Directions. Your task is to repeat the entries underneath exactly, minus the pictures.

Supplied data.
-.-.-

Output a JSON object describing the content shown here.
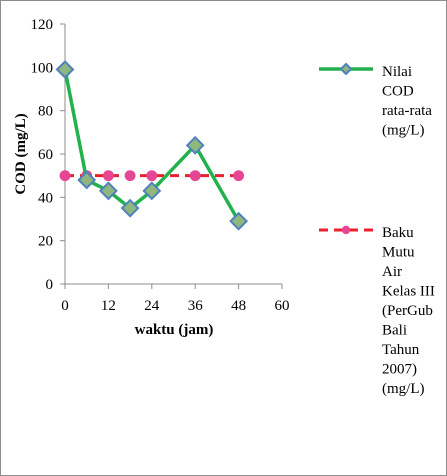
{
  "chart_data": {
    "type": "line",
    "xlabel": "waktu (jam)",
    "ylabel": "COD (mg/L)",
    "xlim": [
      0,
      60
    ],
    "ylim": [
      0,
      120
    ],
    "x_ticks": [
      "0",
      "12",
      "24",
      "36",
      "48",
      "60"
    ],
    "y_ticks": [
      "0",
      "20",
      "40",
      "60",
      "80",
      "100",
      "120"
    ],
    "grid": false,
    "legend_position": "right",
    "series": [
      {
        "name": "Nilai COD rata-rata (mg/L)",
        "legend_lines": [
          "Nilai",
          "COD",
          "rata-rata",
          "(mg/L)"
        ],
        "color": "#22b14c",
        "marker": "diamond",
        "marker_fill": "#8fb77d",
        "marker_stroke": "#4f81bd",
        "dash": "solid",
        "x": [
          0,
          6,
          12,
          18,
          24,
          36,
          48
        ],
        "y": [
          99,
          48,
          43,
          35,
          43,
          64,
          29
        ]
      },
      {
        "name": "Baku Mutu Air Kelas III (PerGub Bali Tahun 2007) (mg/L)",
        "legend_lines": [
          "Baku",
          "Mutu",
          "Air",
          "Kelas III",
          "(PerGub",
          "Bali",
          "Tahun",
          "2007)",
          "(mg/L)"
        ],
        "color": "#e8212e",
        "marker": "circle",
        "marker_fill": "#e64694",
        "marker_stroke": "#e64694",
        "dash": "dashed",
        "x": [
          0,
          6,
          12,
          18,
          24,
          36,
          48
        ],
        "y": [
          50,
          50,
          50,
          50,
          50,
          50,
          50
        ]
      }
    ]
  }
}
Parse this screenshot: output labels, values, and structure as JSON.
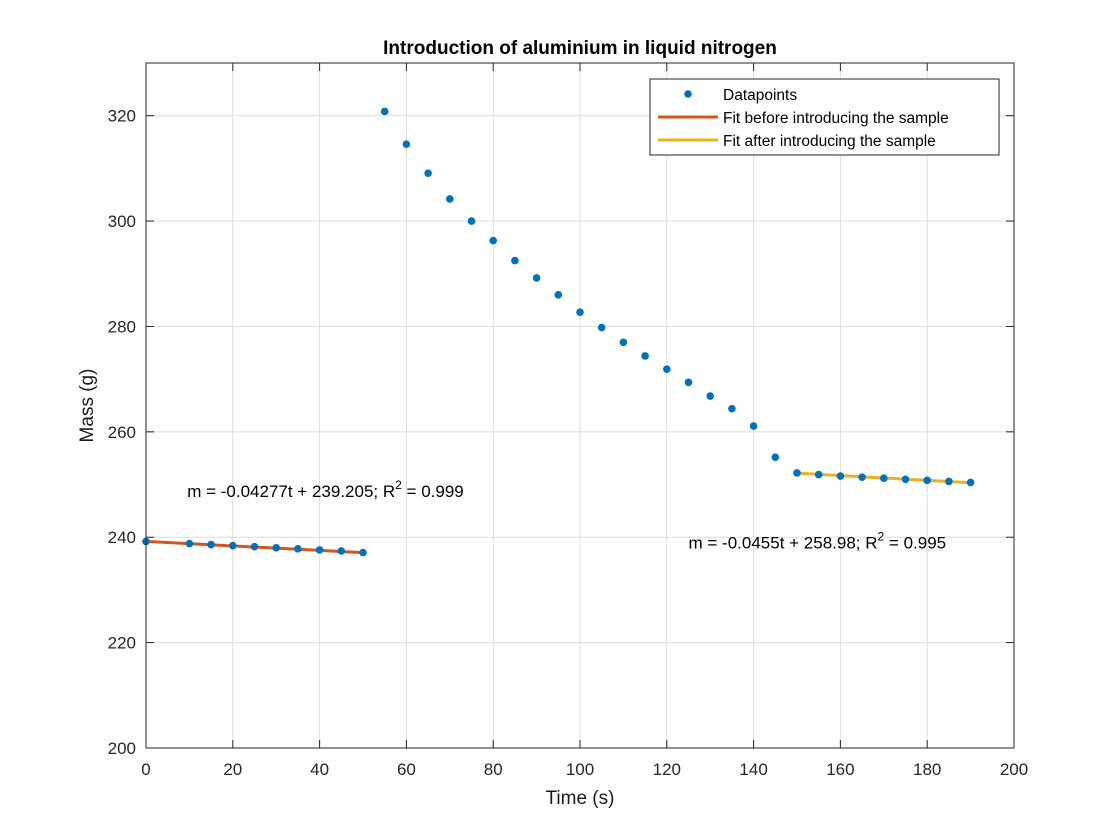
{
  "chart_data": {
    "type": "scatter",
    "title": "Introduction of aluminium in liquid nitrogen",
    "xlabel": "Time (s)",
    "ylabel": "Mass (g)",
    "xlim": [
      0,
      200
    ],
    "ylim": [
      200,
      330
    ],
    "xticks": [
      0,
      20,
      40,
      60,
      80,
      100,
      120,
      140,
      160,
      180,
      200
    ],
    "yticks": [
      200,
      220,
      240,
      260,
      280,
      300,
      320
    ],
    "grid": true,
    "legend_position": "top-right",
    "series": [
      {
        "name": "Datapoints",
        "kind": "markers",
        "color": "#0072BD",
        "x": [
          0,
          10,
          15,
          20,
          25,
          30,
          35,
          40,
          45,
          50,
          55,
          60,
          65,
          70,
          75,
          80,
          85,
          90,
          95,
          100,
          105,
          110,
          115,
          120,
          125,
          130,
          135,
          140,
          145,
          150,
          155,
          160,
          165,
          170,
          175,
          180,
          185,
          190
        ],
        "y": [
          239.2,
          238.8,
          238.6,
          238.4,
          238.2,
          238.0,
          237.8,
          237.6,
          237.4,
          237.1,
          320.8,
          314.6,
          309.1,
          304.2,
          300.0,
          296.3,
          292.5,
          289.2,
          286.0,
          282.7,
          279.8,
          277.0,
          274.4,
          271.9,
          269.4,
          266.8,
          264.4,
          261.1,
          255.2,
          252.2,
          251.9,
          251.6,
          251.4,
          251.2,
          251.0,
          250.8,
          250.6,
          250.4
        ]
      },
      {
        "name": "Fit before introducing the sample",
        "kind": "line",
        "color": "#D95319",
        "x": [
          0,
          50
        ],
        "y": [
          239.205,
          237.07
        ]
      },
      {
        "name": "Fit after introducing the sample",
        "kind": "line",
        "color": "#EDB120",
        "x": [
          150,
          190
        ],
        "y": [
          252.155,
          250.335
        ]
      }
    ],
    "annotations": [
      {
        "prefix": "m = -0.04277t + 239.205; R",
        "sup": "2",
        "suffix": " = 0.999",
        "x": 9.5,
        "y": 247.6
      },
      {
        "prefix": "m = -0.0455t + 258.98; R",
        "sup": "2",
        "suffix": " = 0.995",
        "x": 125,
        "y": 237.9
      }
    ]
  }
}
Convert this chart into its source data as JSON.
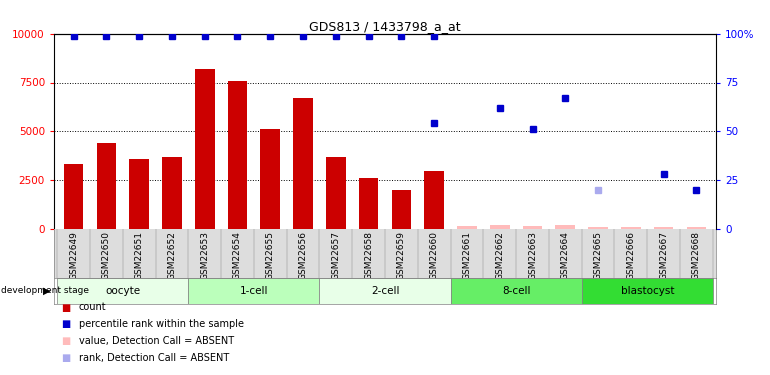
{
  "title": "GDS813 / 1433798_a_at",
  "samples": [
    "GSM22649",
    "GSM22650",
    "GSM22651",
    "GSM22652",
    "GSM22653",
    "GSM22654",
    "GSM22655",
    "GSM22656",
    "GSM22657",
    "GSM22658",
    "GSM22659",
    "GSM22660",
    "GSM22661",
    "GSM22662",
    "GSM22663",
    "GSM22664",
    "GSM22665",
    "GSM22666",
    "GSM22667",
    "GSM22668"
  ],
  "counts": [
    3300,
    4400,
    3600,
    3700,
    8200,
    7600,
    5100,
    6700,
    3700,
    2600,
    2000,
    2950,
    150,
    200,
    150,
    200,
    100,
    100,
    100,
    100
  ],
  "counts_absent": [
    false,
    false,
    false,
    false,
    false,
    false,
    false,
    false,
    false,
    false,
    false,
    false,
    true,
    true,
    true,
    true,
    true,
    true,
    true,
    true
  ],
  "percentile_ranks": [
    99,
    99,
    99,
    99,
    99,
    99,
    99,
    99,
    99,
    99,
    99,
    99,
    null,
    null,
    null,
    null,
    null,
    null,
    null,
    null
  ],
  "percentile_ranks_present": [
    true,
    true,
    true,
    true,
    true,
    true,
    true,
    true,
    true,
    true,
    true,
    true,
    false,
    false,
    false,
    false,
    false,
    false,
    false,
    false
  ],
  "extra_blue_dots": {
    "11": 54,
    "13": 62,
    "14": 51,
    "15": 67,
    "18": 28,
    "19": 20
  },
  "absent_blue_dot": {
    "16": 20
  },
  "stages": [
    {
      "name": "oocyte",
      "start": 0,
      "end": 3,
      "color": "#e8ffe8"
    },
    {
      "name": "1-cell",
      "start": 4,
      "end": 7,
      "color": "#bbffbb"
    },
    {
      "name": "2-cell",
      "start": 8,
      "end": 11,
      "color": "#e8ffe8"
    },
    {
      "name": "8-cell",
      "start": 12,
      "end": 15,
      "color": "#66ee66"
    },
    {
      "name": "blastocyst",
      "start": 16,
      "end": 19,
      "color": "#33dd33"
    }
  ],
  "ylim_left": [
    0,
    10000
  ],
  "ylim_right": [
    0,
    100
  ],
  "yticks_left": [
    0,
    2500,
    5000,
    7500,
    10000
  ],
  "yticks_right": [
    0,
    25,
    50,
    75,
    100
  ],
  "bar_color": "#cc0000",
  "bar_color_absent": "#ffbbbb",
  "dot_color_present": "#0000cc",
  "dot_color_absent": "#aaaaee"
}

-.-.-

Written answer.
Output a JSON object describing the content shown here.
{
  "chart_data": {
    "type": "line",
    "xlabel": "waktu (jam)",
    "ylabel": "COD (mg/L)",
    "xlim": [
      0,
      60
    ],
    "ylim": [
      0,
      120
    ],
    "x_ticks": [
      "0",
      "12",
      "24",
      "36",
      "48",
      "60"
    ],
    "y_ticks": [
      "0",
      "20",
      "40",
      "60",
      "80",
      "100",
      "120"
    ],
    "grid": false,
    "legend_position": "right",
    "series": [
      {
        "name": "Nilai COD rata-rata (mg/L)",
        "legend_lines": [
          "Nilai",
          "COD",
          "rata-rata",
          "(mg/L)"
        ],
        "color": "#22b14c",
        "marker": "diamond",
        "marker_fill": "#8fb77d",
        "marker_stroke": "#4f81bd",
        "dash": "solid",
        "x": [
          0,
          6,
          12,
          18,
          24,
          36,
          48
        ],
        "y": [
          99,
          48,
          43,
          35,
          43,
          64,
          29
        ]
      },
      {
        "name": "Baku Mutu Air Kelas III (PerGub Bali Tahun 2007) (mg/L)",
        "legend_lines": [
          "Baku",
          "Mutu",
          "Air",
          "Kelas III",
          "(PerGub",
          "Bali",
          "Tahun",
          "2007)",
          "(mg/L)"
        ],
        "color": "#e8212e",
        "marker": "circle",
        "marker_fill": "#e64694",
        "marker_stroke": "#e64694",
        "dash": "dashed",
        "x": [
          0,
          6,
          12,
          18,
          24,
          36,
          48
        ],
        "y": [
          50,
          50,
          50,
          50,
          50,
          50,
          50
        ]
      }
    ]
  }
}
Parse this screenshot: output labels, values, and structure as JSON.
{
  "chart_data": {
    "type": "scatter",
    "title": "Introduction of aluminium in liquid nitrogen",
    "xlabel": "Time (s)",
    "ylabel": "Mass (g)",
    "xlim": [
      0,
      200
    ],
    "ylim": [
      200,
      330
    ],
    "xticks": [
      0,
      20,
      40,
      60,
      80,
      100,
      120,
      140,
      160,
      180,
      200
    ],
    "yticks": [
      200,
      220,
      240,
      260,
      280,
      300,
      320
    ],
    "grid": true,
    "legend_position": "top-right",
    "series": [
      {
        "name": "Datapoints",
        "kind": "markers",
        "color": "#0072BD",
        "x": [
          0,
          10,
          15,
          20,
          25,
          30,
          35,
          40,
          45,
          50,
          55,
          60,
          65,
          70,
          75,
          80,
          85,
          90,
          95,
          100,
          105,
          110,
          115,
          120,
          125,
          130,
          135,
          140,
          145,
          150,
          155,
          160,
          165,
          170,
          175,
          180,
          185,
          190
        ],
        "y": [
          239.2,
          238.8,
          238.6,
          238.4,
          238.2,
          238.0,
          237.8,
          237.6,
          237.4,
          237.1,
          320.8,
          314.6,
          309.1,
          304.2,
          300.0,
          296.3,
          292.5,
          289.2,
          286.0,
          282.7,
          279.8,
          277.0,
          274.4,
          271.9,
          269.4,
          266.8,
          264.4,
          261.1,
          255.2,
          252.2,
          251.9,
          251.6,
          251.4,
          251.2,
          251.0,
          250.8,
          250.6,
          250.4
        ]
      },
      {
        "name": "Fit before introducing the sample",
        "kind": "line",
        "color": "#D95319",
        "x": [
          0,
          50
        ],
        "y": [
          239.205,
          237.07
        ]
      },
      {
        "name": "Fit after introducing the sample",
        "kind": "line",
        "color": "#EDB120",
        "x": [
          150,
          190
        ],
        "y": [
          252.155,
          250.335
        ]
      }
    ],
    "annotations": [
      {
        "prefix": "m = -0.04277t + 239.205; R",
        "sup": "2",
        "suffix": " = 0.999",
        "x": 9.5,
        "y": 247.6
      },
      {
        "prefix": "m = -0.0455t + 258.98; R",
        "sup": "2",
        "suffix": " = 0.995",
        "x": 125,
        "y": 237.9
      }
    ]
  }
}
Convert this chart into its source data as JSON.
{
  "title": "GDS813 / 1433798_a_at",
  "samples": [
    "GSM22649",
    "GSM22650",
    "GSM22651",
    "GSM22652",
    "GSM22653",
    "GSM22654",
    "GSM22655",
    "GSM22656",
    "GSM22657",
    "GSM22658",
    "GSM22659",
    "GSM22660",
    "GSM22661",
    "GSM22662",
    "GSM22663",
    "GSM22664",
    "GSM22665",
    "GSM22666",
    "GSM22667",
    "GSM22668"
  ],
  "counts": [
    3300,
    4400,
    3600,
    3700,
    8200,
    7600,
    5100,
    6700,
    3700,
    2600,
    2000,
    2950,
    150,
    200,
    150,
    200,
    100,
    100,
    100,
    100
  ],
  "counts_absent": [
    false,
    false,
    false,
    false,
    false,
    false,
    false,
    false,
    false,
    false,
    false,
    false,
    true,
    true,
    true,
    true,
    true,
    true,
    true,
    true
  ],
  "percentile_ranks": [
    99,
    99,
    99,
    99,
    99,
    99,
    99,
    99,
    99,
    99,
    99,
    99,
    null,
    null,
    null,
    null,
    null,
    null,
    null,
    null
  ],
  "percentile_ranks_present": [
    true,
    true,
    true,
    true,
    true,
    true,
    true,
    true,
    true,
    true,
    true,
    true,
    false,
    false,
    false,
    false,
    false,
    false,
    false,
    false
  ],
  "extra_blue_dots": {
    "11": 54,
    "13": 62,
    "14": 51,
    "15": 67,
    "18": 28,
    "19": 20
  },
  "absent_blue_dot": {
    "16": 20
  },
  "stages": [
    {
      "name": "oocyte",
      "start": 0,
      "end": 3,
      "color": "#e8ffe8"
    },
    {
      "name": "1-cell",
      "start": 4,
      "end": 7,
      "color": "#bbffbb"
    },
    {
      "name": "2-cell",
      "start": 8,
      "end": 11,
      "color": "#e8ffe8"
    },
    {
      "name": "8-cell",
      "start": 12,
      "end": 15,
      "color": "#66ee66"
    },
    {
      "name": "blastocyst",
      "start": 16,
      "end": 19,
      "color": "#33dd33"
    }
  ],
  "ylim_left": [
    0,
    10000
  ],
  "ylim_right": [
    0,
    100
  ],
  "yticks_left": [
    0,
    2500,
    5000,
    7500,
    10000
  ],
  "yticks_right": [
    0,
    25,
    50,
    75,
    100
  ],
  "bar_color": "#cc0000",
  "bar_color_absent": "#ffbbbb",
  "dot_color_present": "#0000cc",
  "dot_color_absent": "#aaaaee"
}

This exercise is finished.